Records:
————————

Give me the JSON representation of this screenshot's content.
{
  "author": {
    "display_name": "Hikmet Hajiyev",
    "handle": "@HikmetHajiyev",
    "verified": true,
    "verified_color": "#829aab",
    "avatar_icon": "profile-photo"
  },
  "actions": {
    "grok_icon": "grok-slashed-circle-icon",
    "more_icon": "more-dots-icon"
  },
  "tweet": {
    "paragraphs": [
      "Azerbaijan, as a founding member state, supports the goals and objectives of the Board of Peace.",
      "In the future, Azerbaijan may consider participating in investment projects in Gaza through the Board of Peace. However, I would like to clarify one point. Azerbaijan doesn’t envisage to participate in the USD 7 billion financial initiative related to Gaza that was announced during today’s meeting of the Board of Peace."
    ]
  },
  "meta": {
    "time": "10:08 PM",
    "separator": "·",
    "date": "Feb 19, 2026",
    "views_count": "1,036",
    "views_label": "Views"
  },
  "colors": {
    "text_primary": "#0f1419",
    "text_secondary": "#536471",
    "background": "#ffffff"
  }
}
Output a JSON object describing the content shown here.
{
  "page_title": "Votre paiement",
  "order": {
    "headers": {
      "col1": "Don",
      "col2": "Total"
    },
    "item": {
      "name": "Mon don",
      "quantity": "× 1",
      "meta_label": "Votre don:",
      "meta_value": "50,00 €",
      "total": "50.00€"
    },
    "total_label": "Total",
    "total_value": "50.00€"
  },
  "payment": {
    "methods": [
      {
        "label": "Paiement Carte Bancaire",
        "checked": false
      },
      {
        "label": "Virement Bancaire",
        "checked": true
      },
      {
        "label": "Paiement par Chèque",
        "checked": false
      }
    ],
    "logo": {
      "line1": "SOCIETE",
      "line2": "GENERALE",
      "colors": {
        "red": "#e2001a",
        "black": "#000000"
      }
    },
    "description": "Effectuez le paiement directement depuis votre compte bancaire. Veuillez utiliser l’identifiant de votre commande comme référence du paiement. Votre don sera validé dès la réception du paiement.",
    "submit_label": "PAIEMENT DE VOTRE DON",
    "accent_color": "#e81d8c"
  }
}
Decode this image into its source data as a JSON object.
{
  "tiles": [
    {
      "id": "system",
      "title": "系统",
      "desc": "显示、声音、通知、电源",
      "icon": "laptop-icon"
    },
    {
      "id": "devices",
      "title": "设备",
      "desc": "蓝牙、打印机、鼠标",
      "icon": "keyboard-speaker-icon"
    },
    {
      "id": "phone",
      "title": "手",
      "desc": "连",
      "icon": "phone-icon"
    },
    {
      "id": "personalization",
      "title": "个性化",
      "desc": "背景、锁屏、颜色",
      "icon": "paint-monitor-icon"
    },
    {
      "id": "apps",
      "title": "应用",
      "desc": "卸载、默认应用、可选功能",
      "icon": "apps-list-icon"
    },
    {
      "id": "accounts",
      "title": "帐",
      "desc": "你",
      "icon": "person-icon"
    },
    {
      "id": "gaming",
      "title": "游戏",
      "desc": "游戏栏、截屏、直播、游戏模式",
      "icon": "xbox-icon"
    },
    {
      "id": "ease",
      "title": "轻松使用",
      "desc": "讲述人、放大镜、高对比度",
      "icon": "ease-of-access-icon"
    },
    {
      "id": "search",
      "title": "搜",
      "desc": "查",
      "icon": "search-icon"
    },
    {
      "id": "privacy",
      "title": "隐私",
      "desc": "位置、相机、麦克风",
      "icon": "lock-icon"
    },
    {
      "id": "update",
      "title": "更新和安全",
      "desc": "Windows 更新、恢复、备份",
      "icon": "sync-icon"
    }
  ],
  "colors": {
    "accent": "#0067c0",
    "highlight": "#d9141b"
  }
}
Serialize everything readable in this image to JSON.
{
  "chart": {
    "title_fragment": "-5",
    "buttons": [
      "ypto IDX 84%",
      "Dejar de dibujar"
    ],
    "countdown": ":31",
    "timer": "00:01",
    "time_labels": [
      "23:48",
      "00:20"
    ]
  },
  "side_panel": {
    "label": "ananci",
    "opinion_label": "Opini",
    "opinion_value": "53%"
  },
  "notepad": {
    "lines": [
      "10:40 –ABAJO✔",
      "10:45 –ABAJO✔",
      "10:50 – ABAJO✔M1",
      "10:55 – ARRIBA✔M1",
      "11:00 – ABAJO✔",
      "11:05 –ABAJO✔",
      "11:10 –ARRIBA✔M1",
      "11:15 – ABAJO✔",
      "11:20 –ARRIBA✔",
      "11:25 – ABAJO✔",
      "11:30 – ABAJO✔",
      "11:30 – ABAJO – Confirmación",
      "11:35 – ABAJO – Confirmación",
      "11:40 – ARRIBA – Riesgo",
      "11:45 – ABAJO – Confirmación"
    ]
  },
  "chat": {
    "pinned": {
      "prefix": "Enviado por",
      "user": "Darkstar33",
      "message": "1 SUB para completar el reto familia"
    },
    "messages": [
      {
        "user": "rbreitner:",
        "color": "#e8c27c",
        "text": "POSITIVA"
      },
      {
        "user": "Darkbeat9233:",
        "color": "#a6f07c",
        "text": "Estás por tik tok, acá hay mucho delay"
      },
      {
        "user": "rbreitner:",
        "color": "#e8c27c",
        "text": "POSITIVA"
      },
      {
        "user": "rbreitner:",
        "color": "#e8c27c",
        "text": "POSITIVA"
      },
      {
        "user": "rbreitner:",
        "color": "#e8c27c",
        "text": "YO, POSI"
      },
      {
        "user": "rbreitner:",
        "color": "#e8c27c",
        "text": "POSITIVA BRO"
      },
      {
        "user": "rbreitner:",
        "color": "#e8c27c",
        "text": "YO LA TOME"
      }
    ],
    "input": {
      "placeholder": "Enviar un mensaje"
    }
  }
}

————————

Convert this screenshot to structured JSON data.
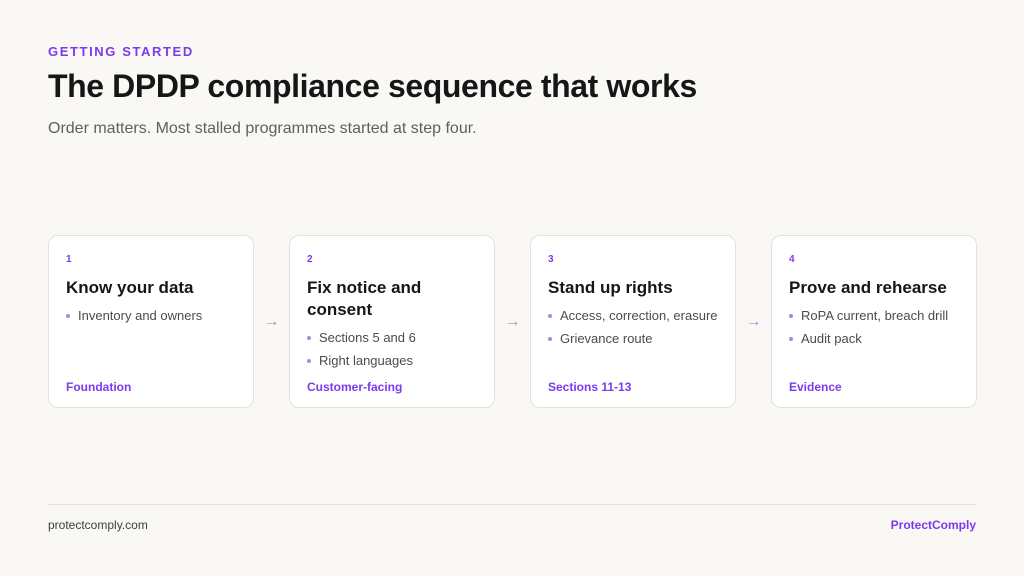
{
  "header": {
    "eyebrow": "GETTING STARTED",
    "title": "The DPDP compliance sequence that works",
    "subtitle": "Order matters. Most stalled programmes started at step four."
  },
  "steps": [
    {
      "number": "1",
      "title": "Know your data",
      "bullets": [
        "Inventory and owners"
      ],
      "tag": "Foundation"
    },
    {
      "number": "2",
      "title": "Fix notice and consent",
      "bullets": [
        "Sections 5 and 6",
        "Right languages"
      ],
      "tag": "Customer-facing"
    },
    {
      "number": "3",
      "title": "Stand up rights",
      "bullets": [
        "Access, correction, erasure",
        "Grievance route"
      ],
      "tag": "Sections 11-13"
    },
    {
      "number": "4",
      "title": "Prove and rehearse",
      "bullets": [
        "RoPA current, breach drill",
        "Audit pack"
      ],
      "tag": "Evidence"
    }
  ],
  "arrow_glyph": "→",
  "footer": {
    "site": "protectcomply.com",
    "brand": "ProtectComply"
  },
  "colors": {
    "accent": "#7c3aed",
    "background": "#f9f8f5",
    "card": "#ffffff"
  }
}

————————

Work to complete: Filter the records above for "ABAJO" and copy every matching line.

Solution:
      "10:40 –ABAJO✔",
      "10:45 –ABAJO✔",
      "10:50 – ABAJO✔M1",
      "11:00 – ABAJO✔",
      "11:05 –ABAJO✔",
      "11:15 – ABAJO✔",
      "11:25 – ABAJO✔",
      "11:30 – ABAJO✔",
      "11:30 – ABAJO – Confirmación",
      "11:35 – ABAJO – Confirmación",
      "11:45 – ABAJO – Confirmación"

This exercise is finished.